▶ _Record list_

-- START --

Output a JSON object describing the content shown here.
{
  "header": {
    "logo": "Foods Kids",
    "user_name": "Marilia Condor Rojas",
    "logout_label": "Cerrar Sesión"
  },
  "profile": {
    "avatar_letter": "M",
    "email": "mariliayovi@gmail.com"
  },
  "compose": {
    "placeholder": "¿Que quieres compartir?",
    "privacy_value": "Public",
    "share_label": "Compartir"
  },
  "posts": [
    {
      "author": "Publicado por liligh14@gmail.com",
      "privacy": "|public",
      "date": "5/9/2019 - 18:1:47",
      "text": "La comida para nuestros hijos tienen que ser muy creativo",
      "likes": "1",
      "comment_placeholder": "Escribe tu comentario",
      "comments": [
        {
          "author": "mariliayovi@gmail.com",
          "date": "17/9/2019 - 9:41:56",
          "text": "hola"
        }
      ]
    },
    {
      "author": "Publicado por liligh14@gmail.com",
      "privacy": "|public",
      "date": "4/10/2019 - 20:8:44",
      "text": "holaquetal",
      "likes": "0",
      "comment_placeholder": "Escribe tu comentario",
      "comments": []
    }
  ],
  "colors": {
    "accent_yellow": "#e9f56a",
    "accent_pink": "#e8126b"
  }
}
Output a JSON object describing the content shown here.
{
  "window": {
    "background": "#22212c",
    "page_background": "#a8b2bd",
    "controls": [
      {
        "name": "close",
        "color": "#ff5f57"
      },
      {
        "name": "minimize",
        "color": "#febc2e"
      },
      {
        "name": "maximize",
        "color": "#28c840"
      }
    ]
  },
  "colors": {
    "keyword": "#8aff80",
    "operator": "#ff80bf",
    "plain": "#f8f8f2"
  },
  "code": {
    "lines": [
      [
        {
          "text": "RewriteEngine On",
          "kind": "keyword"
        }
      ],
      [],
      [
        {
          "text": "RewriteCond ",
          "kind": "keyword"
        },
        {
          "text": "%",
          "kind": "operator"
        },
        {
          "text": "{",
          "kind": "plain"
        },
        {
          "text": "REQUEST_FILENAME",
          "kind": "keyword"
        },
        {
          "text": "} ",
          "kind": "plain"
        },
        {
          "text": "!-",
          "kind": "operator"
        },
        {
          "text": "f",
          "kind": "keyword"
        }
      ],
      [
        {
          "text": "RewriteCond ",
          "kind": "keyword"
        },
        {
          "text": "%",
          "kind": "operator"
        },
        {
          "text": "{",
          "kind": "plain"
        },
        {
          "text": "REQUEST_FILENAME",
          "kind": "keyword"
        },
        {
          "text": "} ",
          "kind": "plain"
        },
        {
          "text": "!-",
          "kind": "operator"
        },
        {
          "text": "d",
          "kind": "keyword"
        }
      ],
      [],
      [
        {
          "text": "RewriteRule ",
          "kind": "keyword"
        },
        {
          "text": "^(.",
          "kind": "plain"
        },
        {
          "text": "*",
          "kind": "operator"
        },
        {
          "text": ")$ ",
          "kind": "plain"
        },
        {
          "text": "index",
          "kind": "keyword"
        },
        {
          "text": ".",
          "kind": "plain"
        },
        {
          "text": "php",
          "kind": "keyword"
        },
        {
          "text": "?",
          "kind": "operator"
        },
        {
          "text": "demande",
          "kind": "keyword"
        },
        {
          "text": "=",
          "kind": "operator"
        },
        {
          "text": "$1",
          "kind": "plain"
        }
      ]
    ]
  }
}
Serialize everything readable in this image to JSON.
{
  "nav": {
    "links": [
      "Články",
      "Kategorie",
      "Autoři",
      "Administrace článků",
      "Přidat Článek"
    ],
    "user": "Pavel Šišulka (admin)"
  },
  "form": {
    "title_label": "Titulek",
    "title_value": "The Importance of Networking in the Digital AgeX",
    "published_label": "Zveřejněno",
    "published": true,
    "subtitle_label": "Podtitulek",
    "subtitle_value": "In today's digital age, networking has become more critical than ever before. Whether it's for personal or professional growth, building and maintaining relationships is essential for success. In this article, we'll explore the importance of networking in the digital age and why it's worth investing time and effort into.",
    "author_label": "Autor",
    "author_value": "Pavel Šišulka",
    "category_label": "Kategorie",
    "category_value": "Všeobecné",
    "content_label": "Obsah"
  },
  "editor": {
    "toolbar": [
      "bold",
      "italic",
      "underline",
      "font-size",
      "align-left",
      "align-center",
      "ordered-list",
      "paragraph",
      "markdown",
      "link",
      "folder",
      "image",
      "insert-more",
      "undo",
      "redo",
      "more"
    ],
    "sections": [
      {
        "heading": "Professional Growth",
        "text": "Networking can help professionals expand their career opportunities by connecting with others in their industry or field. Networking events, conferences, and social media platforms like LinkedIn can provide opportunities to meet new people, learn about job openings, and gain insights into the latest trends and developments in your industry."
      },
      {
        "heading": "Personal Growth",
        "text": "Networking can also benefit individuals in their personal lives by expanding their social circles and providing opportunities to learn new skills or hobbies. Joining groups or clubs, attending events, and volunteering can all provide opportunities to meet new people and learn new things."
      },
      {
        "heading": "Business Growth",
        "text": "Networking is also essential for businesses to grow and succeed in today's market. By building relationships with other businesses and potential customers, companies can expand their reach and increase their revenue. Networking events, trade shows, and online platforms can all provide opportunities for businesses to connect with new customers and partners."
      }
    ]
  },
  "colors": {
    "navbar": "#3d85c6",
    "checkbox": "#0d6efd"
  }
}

-- END --

▶ _Instructions for the task_
All of the data shown above must be copied exactly.

▶ _Problem solution_
Output a JSON object describing the content shown here.
{
  "header": {
    "logo": "Foods Kids",
    "user_name": "Marilia Condor Rojas",
    "logout_label": "Cerrar Sesión"
  },
  "profile": {
    "avatar_letter": "M",
    "email": "mariliayovi@gmail.com"
  },
  "compose": {
    "placeholder": "¿Que quieres compartir?",
    "privacy_value": "Public",
    "share_label": "Compartir"
  },
  "posts": [
    {
      "author": "Publicado por liligh14@gmail.com",
      "privacy": "|public",
      "date": "5/9/2019 - 18:1:47",
      "text": "La comida para nuestros hijos tienen que ser muy creativo",
      "likes": "1",
      "comment_placeholder": "Escribe tu comentario",
      "comments": [
        {
          "author": "mariliayovi@gmail.com",
          "date": "17/9/2019 - 9:41:56",
          "text": "hola"
        }
      ]
    },
    {
      "author": "Publicado por liligh14@gmail.com",
      "privacy": "|public",
      "date": "4/10/2019 - 20:8:44",
      "text": "holaquetal",
      "likes": "0",
      "comment_placeholder": "Escribe tu comentario",
      "comments": []
    }
  ],
  "colors": {
    "accent_yellow": "#e9f56a",
    "accent_pink": "#e8126b"
  }
}
Output a JSON object describing the content shown here.
{
  "window": {
    "background": "#22212c",
    "page_background": "#a8b2bd",
    "controls": [
      {
        "name": "close",
        "color": "#ff5f57"
      },
      {
        "name": "minimize",
        "color": "#febc2e"
      },
      {
        "name": "maximize",
        "color": "#28c840"
      }
    ]
  },
  "colors": {
    "keyword": "#8aff80",
    "operator": "#ff80bf",
    "plain": "#f8f8f2"
  },
  "code": {
    "lines": [
      [
        {
          "text": "RewriteEngine On",
          "kind": "keyword"
        }
      ],
      [],
      [
        {
          "text": "RewriteCond ",
          "kind": "keyword"
        },
        {
          "text": "%",
          "kind": "operator"
        },
        {
          "text": "{",
          "kind": "plain"
        },
        {
          "text": "REQUEST_FILENAME",
          "kind": "keyword"
        },
        {
          "text": "} ",
          "kind": "plain"
        },
        {
          "text": "!-",
          "kind": "operator"
        },
        {
          "text": "f",
          "kind": "keyword"
        }
      ],
      [
        {
          "text": "RewriteCond ",
          "kind": "keyword"
        },
        {
          "text": "%",
          "kind": "operator"
        },
        {
          "text": "{",
          "kind": "plain"
        },
        {
          "text": "REQUEST_FILENAME",
          "kind": "keyword"
        },
        {
          "text": "} ",
          "kind": "plain"
        },
        {
          "text": "!-",
          "kind": "operator"
        },
        {
          "text": "d",
          "kind": "keyword"
        }
      ],
      [],
      [
        {
          "text": "RewriteRule ",
          "kind": "keyword"
        },
        {
          "text": "^(.",
          "kind": "plain"
        },
        {
          "text": "*",
          "kind": "operator"
        },
        {
          "text": ")$ ",
          "kind": "plain"
        },
        {
          "text": "index",
          "kind": "keyword"
        },
        {
          "text": ".",
          "kind": "plain"
        },
        {
          "text": "php",
          "kind": "keyword"
        },
        {
          "text": "?",
          "kind": "operator"
        },
        {
          "text": "demande",
          "kind": "keyword"
        },
        {
          "text": "=",
          "kind": "operator"
        },
        {
          "text": "$1",
          "kind": "plain"
        }
      ]
    ]
  }
}
Serialize everything readable in this image to JSON.
{
  "nav": {
    "links": [
      "Články",
      "Kategorie",
      "Autoři",
      "Administrace článků",
      "Přidat Článek"
    ],
    "user": "Pavel Šišulka (admin)"
  },
  "form": {
    "title_label": "Titulek",
    "title_value": "The Importance of Networking in the Digital AgeX",
    "published_label": "Zveřejněno",
    "published": true,
    "subtitle_label": "Podtitulek",
    "subtitle_value": "In today's digital age, networking has become more critical than ever before. Whether it's for personal or professional growth, building and maintaining relationships is essential for success. In this article, we'll explore the importance of networking in the digital age and why it's worth investing time and effort into.",
    "author_label": "Autor",
    "author_value": "Pavel Šišulka",
    "category_label": "Kategorie",
    "category_value": "Všeobecné",
    "content_label": "Obsah"
  },
  "editor": {
    "toolbar": [
      "bold",
      "italic",
      "underline",
      "font-size",
      "align-left",
      "align-center",
      "ordered-list",
      "paragraph",
      "markdown",
      "link",
      "folder",
      "image",
      "insert-more",
      "undo",
      "redo",
      "more"
    ],
    "sections": [
      {
        "heading": "Professional Growth",
        "text": "Networking can help professionals expand their career opportunities by connecting with others in their industry or field. Networking events, conferences, and social media platforms like LinkedIn can provide opportunities to meet new people, learn about job openings, and gain insights into the latest trends and developments in your industry."
      },
      {
        "heading": "Personal Growth",
        "text": "Networking can also benefit individuals in their personal lives by expanding their social circles and providing opportunities to learn new skills or hobbies. Joining groups or clubs, attending events, and volunteering can all provide opportunities to meet new people and learn new things."
      },
      {
        "heading": "Business Growth",
        "text": "Networking is also essential for businesses to grow and succeed in today's market. By building relationships with other businesses and potential customers, companies can expand their reach and increase their revenue. Networking events, trade shows, and online platforms can all provide opportunities for businesses to connect with new customers and partners."
      }
    ]
  },
  "colors": {
    "navbar": "#3d85c6",
    "checkbox": "#0d6efd"
  }
}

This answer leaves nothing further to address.